Find how many lines of the listing include the string "traffic", and report only that figure.

[Recorded data]

---------------

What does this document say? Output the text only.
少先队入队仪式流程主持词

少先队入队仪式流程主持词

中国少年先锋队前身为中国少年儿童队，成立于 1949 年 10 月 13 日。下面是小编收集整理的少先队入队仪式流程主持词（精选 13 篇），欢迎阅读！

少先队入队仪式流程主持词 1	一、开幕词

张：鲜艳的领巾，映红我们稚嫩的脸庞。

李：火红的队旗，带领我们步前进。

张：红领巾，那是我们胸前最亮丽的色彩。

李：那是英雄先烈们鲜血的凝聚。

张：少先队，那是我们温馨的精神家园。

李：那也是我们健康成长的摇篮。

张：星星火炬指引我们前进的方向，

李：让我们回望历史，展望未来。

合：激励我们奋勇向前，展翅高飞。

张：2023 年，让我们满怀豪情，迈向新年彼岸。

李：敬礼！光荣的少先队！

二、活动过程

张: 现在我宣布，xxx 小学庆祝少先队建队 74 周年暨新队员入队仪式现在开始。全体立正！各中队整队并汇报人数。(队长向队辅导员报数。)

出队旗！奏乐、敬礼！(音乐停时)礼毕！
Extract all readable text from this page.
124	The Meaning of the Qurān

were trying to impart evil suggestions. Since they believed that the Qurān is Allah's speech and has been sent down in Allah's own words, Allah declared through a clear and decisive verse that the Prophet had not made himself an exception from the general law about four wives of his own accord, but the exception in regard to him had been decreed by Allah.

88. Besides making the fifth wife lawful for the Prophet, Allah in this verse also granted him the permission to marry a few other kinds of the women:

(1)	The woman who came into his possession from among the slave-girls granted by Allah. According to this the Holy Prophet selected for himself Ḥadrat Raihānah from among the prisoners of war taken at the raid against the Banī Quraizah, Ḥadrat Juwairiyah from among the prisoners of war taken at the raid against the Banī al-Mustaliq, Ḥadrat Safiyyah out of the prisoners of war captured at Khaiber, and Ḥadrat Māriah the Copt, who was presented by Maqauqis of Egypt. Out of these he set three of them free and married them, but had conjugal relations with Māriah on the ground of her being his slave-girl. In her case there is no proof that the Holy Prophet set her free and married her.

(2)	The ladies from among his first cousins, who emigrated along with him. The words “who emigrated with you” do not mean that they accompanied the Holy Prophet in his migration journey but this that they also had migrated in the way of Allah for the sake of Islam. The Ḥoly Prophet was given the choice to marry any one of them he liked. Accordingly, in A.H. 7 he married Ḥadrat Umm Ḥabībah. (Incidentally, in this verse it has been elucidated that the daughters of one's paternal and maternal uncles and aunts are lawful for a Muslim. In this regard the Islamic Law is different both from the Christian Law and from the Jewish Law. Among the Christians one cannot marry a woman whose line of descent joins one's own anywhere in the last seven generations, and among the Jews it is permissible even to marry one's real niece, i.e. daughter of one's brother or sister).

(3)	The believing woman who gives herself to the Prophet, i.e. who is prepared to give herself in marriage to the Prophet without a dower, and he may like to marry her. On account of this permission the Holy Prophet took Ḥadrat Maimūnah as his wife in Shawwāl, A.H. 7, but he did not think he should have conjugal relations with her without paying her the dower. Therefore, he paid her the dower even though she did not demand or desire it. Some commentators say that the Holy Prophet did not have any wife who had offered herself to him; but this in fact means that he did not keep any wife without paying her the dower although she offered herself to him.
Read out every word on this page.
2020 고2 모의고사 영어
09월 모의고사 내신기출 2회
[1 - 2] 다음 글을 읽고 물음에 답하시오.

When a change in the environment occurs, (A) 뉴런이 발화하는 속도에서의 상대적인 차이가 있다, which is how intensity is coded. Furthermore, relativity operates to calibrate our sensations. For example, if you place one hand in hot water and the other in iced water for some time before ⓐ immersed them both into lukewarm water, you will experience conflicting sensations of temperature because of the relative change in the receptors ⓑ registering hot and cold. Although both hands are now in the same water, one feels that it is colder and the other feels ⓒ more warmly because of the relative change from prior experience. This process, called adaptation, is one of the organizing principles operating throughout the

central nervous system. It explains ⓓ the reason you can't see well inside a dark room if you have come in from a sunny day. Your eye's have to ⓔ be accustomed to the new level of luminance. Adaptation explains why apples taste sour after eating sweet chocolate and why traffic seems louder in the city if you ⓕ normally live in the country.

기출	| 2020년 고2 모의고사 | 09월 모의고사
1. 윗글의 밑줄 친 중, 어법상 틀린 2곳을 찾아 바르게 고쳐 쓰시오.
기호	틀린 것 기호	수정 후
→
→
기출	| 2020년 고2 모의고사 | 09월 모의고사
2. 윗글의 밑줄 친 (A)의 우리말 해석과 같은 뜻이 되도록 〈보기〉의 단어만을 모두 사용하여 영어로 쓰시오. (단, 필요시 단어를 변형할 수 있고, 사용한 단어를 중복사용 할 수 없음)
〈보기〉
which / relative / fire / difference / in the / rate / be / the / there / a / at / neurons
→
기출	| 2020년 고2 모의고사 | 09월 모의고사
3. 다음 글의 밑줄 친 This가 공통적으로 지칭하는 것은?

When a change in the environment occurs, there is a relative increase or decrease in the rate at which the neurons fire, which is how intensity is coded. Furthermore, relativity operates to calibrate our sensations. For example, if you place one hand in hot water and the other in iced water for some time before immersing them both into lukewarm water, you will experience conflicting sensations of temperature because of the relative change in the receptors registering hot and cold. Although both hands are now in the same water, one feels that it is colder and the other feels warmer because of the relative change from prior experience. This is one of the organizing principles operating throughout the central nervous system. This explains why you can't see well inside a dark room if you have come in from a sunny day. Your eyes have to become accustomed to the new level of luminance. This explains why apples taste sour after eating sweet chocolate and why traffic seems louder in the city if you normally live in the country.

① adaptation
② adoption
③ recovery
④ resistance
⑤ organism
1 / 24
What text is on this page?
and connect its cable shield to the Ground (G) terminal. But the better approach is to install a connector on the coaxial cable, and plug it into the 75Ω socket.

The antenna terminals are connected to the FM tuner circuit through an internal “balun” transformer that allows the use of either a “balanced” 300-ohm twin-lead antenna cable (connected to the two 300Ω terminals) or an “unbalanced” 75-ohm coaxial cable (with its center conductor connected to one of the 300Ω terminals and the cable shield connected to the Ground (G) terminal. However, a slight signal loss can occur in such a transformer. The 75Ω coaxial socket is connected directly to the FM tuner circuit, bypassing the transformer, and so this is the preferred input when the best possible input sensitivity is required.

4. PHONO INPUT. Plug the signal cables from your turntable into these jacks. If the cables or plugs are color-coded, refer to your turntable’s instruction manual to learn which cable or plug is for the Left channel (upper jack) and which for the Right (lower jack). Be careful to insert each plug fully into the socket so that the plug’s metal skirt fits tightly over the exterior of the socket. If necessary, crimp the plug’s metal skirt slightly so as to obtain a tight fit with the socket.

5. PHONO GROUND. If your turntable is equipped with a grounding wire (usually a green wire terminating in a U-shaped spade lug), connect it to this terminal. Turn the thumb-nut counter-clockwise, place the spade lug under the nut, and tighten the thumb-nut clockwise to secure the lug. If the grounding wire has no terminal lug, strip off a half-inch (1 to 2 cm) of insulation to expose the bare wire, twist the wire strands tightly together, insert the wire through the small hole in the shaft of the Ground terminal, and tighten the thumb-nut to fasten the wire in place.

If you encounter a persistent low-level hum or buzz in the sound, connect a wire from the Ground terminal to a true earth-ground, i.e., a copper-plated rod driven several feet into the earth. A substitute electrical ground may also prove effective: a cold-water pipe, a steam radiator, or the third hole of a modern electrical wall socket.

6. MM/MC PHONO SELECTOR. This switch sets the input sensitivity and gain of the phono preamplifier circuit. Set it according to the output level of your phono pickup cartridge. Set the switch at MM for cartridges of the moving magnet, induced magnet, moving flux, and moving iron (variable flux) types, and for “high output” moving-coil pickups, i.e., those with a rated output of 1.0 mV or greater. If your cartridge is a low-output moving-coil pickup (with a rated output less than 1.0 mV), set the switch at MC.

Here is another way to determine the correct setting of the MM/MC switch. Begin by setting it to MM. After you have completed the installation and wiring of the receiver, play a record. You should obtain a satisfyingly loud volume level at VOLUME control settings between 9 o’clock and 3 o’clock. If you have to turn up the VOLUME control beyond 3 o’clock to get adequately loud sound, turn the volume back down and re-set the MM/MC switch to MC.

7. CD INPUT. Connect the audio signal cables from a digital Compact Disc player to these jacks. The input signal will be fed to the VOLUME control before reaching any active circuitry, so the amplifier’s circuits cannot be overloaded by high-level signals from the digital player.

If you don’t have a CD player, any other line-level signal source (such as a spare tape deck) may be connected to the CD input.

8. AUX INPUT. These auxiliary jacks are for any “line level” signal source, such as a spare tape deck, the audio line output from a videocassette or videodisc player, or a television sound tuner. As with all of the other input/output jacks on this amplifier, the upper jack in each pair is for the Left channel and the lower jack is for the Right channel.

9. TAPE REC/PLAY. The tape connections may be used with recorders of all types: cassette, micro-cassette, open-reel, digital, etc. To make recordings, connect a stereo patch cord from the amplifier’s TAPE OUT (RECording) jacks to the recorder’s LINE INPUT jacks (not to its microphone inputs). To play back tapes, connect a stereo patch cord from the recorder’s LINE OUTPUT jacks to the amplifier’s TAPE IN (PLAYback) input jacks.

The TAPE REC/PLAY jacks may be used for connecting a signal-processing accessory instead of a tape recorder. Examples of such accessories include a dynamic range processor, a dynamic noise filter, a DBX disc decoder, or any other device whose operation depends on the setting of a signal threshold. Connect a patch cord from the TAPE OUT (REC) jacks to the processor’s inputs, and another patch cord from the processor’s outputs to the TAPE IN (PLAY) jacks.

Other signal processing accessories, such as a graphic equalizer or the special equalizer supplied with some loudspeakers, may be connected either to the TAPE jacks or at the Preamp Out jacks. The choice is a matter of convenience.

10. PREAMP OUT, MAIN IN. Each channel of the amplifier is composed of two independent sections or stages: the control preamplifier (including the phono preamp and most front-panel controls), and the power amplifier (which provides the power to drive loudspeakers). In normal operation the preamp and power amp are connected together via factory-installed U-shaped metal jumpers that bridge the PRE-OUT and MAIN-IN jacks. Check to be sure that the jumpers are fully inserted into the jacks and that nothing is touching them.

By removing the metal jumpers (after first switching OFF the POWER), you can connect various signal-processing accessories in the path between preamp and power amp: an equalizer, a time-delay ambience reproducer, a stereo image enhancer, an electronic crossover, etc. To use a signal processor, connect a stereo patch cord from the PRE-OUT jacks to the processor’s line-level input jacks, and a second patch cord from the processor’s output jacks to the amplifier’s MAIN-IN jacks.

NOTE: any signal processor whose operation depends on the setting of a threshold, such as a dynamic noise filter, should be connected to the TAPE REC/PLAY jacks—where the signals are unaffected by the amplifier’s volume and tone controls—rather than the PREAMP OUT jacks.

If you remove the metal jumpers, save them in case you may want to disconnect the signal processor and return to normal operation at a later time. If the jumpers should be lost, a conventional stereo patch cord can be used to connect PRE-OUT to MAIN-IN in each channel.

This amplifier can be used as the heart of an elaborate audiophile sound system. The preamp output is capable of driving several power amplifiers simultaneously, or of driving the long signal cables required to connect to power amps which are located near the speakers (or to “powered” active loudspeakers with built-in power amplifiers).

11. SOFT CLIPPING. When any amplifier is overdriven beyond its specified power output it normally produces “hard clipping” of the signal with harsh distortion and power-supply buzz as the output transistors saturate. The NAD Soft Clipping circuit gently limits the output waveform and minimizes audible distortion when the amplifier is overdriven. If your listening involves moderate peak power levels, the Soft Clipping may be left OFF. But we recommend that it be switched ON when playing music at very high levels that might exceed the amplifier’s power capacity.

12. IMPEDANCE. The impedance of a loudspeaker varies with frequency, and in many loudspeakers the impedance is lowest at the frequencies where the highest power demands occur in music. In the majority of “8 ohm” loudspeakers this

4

---------------

● COMPLETE RESPONSE: 2